# EXERCISE
Keep only those lines of the records that include the string "kinh".

============

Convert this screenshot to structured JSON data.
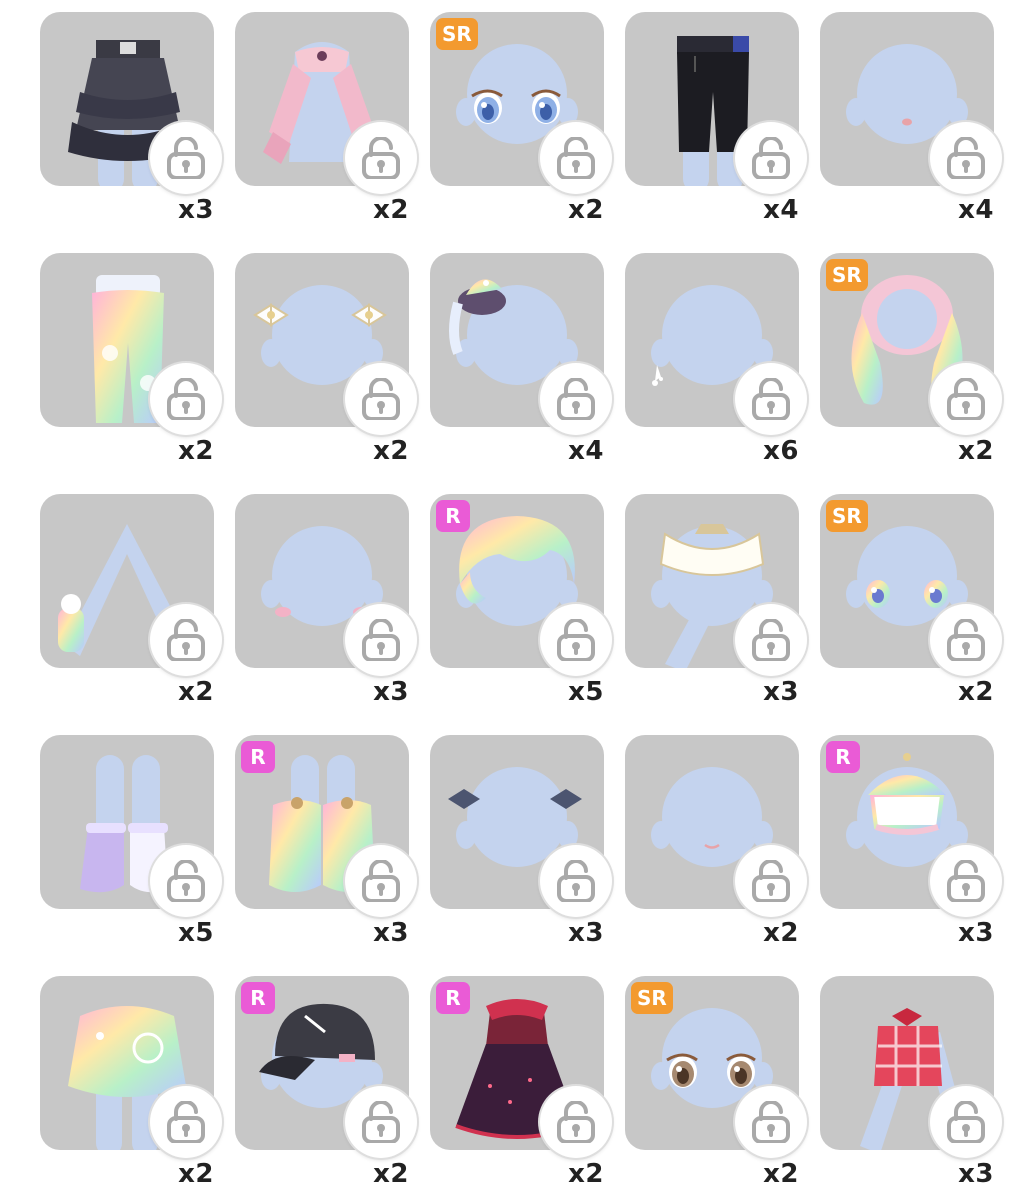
{
  "colors": {
    "tile_bg": "#c7c7c7",
    "badge_sr": "#f39a2f",
    "badge_r": "#ea5bd6",
    "mannequin": "#c4d3ee",
    "lock_icon": "#a9a9a9"
  },
  "items": [
    {
      "name": "black-ruffle-skirt",
      "art": "skirt_black",
      "rarity": "",
      "count": "x3"
    },
    {
      "name": "pink-ribbon-sleeves",
      "art": "sleeves_pink",
      "rarity": "",
      "count": "x2"
    },
    {
      "name": "blue-eyes",
      "art": "eyes_blue",
      "rarity": "SR",
      "count": "x2"
    },
    {
      "name": "black-pants",
      "art": "pants_black",
      "rarity": "",
      "count": "x4"
    },
    {
      "name": "small-mouth",
      "art": "mouth",
      "rarity": "",
      "count": "x4"
    },
    {
      "name": "rainbow-cloud-pants",
      "art": "pants_rainbow",
      "rarity": "",
      "count": "x2"
    },
    {
      "name": "white-bow-clips",
      "art": "bows_white",
      "rarity": "",
      "count": "x2"
    },
    {
      "name": "pastel-mini-hat",
      "art": "hat_pastel",
      "rarity": "",
      "count": "x4"
    },
    {
      "name": "star-earring",
      "art": "earring",
      "rarity": "",
      "count": "x6"
    },
    {
      "name": "pink-pastel-twintail-hair",
      "art": "hair_pink",
      "rarity": "SR",
      "count": "x2"
    },
    {
      "name": "rainbow-cuffs",
      "art": "cuffs",
      "rarity": "",
      "count": "x2"
    },
    {
      "name": "cheek-blush",
      "art": "blush",
      "rarity": "",
      "count": "x3"
    },
    {
      "name": "rainbow-short-hair",
      "art": "hair_rainbow",
      "rarity": "R",
      "count": "x5"
    },
    {
      "name": "white-collar-cape",
      "art": "collar",
      "rarity": "",
      "count": "x3"
    },
    {
      "name": "rainbow-galaxy-eyes",
      "art": "eyes_rainbow",
      "rarity": "SR",
      "count": "x2"
    },
    {
      "name": "lilac-boots",
      "art": "boots_lilac",
      "rarity": "",
      "count": "x5"
    },
    {
      "name": "pastel-ruffle-socks",
      "art": "socks",
      "rarity": "R",
      "count": "x3"
    },
    {
      "name": "dark-bow-clips",
      "art": "bows_dark",
      "rarity": "",
      "count": "x3"
    },
    {
      "name": "smile-mouth",
      "art": "mouth_smile",
      "rarity": "",
      "count": "x2"
    },
    {
      "name": "carousel-hat",
      "art": "carousel",
      "rarity": "R",
      "count": "x3"
    },
    {
      "name": "carnival-pastel-skirt",
      "art": "skirt_pastel",
      "rarity": "",
      "count": "x2"
    },
    {
      "name": "black-cap",
      "art": "cap",
      "rarity": "R",
      "count": "x2"
    },
    {
      "name": "red-polka-dress",
      "art": "dress",
      "rarity": "R",
      "count": "x2"
    },
    {
      "name": "brown-eyes",
      "art": "eyes_brown",
      "rarity": "SR",
      "count": "x2"
    },
    {
      "name": "red-plaid-top",
      "art": "top_plaid",
      "rarity": "",
      "count": "x3"
    }
  ]
}
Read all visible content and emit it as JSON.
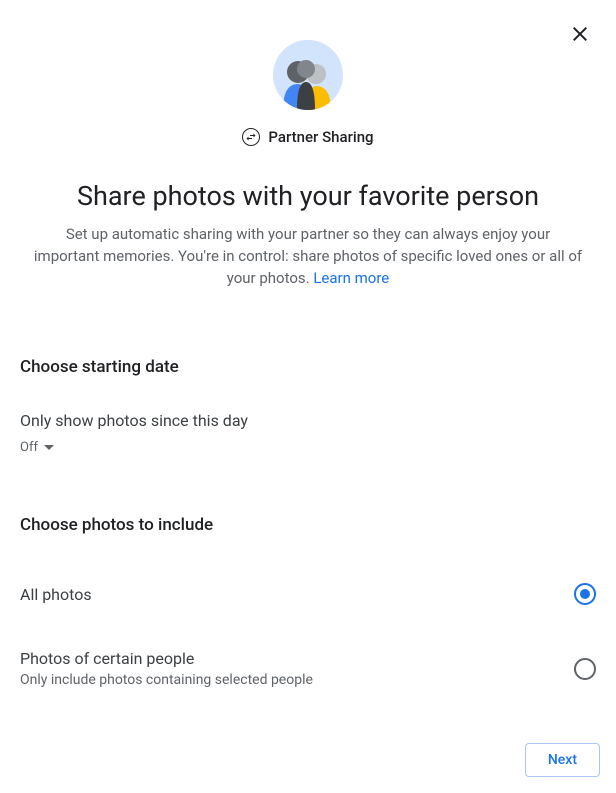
{
  "feature_label": "Partner Sharing",
  "title": "Share photos with your favorite person",
  "description": "Set up automatic sharing with your partner so they can always enjoy your important memories. You're in control: share photos of specific loved ones or all of your photos. ",
  "learn_more": "Learn more",
  "sections": {
    "date": {
      "heading": "Choose starting date",
      "label": "Only show photos since this day",
      "value": "Off"
    },
    "photos": {
      "heading": "Choose photos to include",
      "options": [
        {
          "title": "All photos",
          "subtitle": "",
          "selected": true
        },
        {
          "title": "Photos of certain people",
          "subtitle": "Only include photos containing selected people",
          "selected": false
        }
      ]
    }
  },
  "buttons": {
    "next": "Next"
  }
}
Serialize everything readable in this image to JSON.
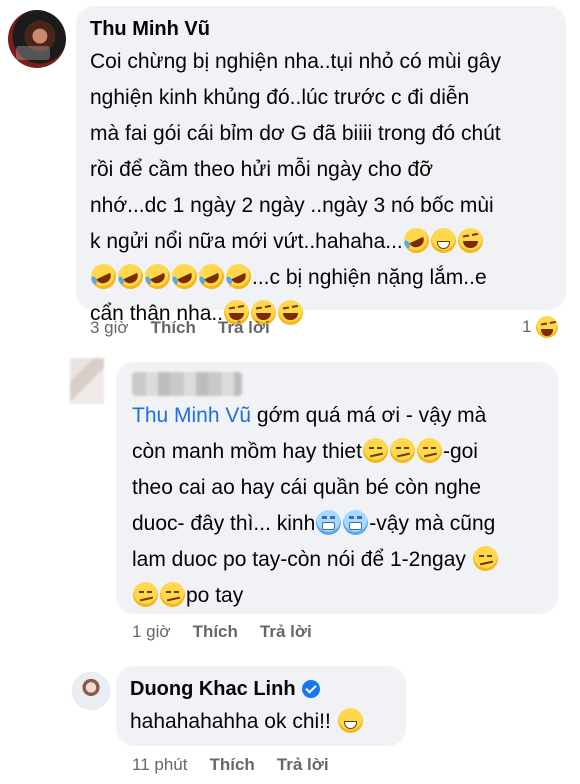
{
  "comments": [
    {
      "author": "Thu Minh Vũ",
      "text_lines": [
        "Coi chừng bị nghiện nha..tụi nhỏ có mùi gây",
        "nghiện kinh khủng đó..lúc trước c đi diễn",
        "mà fai gói cái bỉm dơ G đã biiii trong đó chút",
        "rồi để cầm theo hửi mỗi ngày cho đỡ",
        "nhớ...dc 1 ngày 2 ngày ..ngày 3 nó bốc mùi",
        "k ngửi nổi nữa mới vứt..hahaha...",
        "...c bị nghiện nặng lắm..e",
        "cẩn thận nha.."
      ],
      "time": "3 giờ",
      "like_label": "Thích",
      "reply_label": "Trả lời",
      "reaction_count": "1",
      "reaction_icon": "laughing-emoji-icon"
    },
    {
      "mention": "Thu Minh Vũ",
      "text_lines": [
        " gớm quá má ơi - vậy mà",
        "còn manh mồm hay thiet",
        "-goi",
        "theo cai ao hay cái quần bé còn nghe",
        "duoc- đây thì... kinh",
        "-vậy mà cũng",
        "lam duoc po tay-còn nói để 1-2ngay",
        "po tay"
      ],
      "time": "1 giờ",
      "like_label": "Thích",
      "reply_label": "Trả lời"
    },
    {
      "author": "Duong Khac Linh",
      "text_lines": [
        "hahahahahha ok chi!! "
      ],
      "time": "11 phút",
      "like_label": "Thích",
      "reply_label": "Trả lời"
    }
  ]
}
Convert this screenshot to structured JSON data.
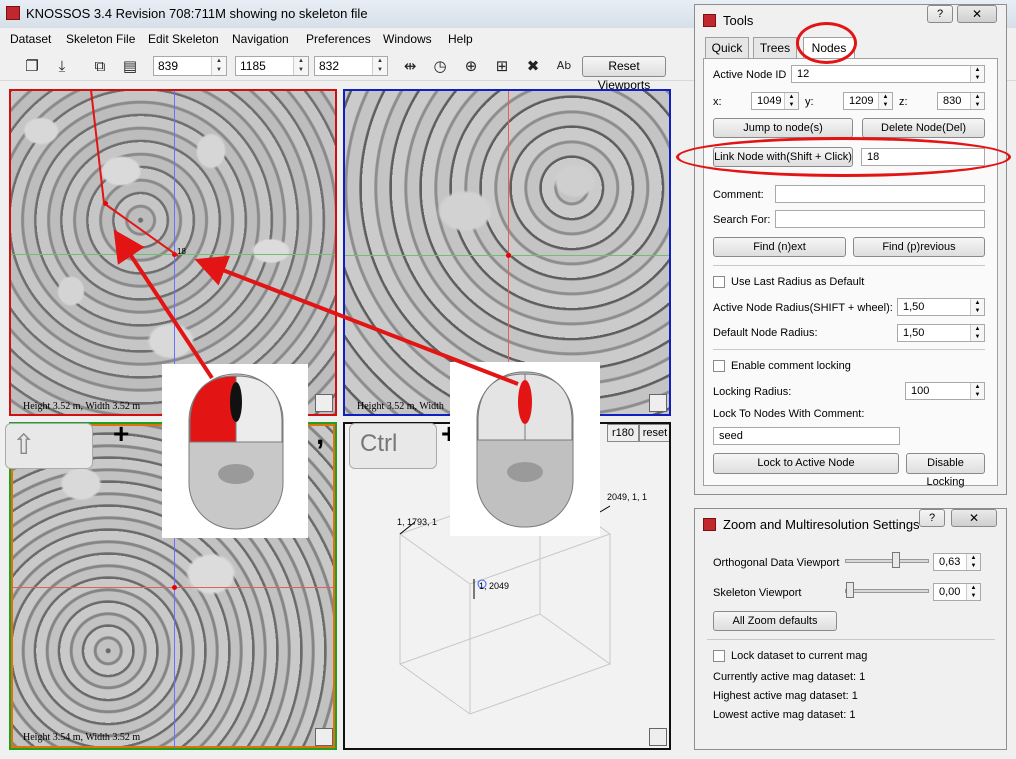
{
  "window": {
    "title": "KNOSSOS 3.4 Revision 708:711M showing no skeleton file"
  },
  "menu": [
    "Dataset",
    "Skeleton File",
    "Edit Skeleton",
    "Navigation",
    "Preferences",
    "Windows",
    "Help"
  ],
  "toolbar": {
    "coord_x": "839",
    "coord_y": "1185",
    "coord_z": "832",
    "reset_label": "Reset Viewports"
  },
  "viewports": {
    "xy_label": "Height 3.52 m, Width 3.52 m",
    "xz_label": "Height 3.52 m, Width",
    "yz_label": "Height 3.54 m, Width 3.52 m",
    "node_label": "18",
    "skel": {
      "r180": "r180",
      "reset": "reset",
      "corner_a": "1, 1793, 1",
      "corner_b": "2049, 1, 1",
      "corner_c": "1, 2049"
    }
  },
  "annotations": {
    "shift_key": "⇧",
    "ctrl_key": "Ctrl",
    "plus": "+",
    "comma": ","
  },
  "tools": {
    "title": "Tools",
    "tabs": [
      "Quick",
      "Trees",
      "Nodes"
    ],
    "active_node_label": "Active Node ID",
    "active_node_id": "12",
    "x_label": "x:",
    "x": "1049",
    "y_label": "y:",
    "y": "1209",
    "z_label": "z:",
    "z": "830",
    "jump_btn": "Jump to node(s)",
    "delete_btn": "Delete Node(Del)",
    "link_btn": "Link Node with(Shift + Click)",
    "link_value": "18",
    "comment_label": "Comment:",
    "search_label": "Search For:",
    "find_next": "Find (n)ext",
    "find_prev": "Find (p)revious",
    "use_last_radius": "Use Last Radius as Default",
    "active_radius_label": "Active Node Radius(SHIFT + wheel):",
    "active_radius": "1,50",
    "default_radius_label": "Default Node Radius:",
    "default_radius": "1,50",
    "enable_locking": "Enable comment locking",
    "locking_radius_label": "Locking Radius:",
    "locking_radius": "100",
    "lock_comment_label": "Lock To Nodes With Comment:",
    "lock_comment": "seed",
    "lock_active_btn": "Lock to Active Node",
    "disable_lock_btn": "Disable Locking"
  },
  "zoom": {
    "title": "Zoom and Multiresolution Settings",
    "ortho_label": "Orthogonal Data Viewport",
    "ortho_value": "0,63",
    "ortho_level": 0.6,
    "skel_label": "Skeleton Viewport",
    "skel_value": "0,00",
    "skel_level": 0.0,
    "defaults_btn": "All Zoom defaults",
    "lock_mag": "Lock dataset to current mag",
    "current_mag": "Currently active mag dataset: 1",
    "highest_mag": "Highest active mag dataset: 1",
    "lowest_mag": "Lowest active mag dataset: 1"
  },
  "colors": {
    "accent_red": "#e31414",
    "xy_border": "#d01010",
    "xz_border": "#1020c0",
    "yz_border": "#20a020"
  }
}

============

# RESPONSE TO THIS TASK
        "nghiện kinh khủng đó..lúc trước c đi diễn",
        "duoc- đây thì... kinh",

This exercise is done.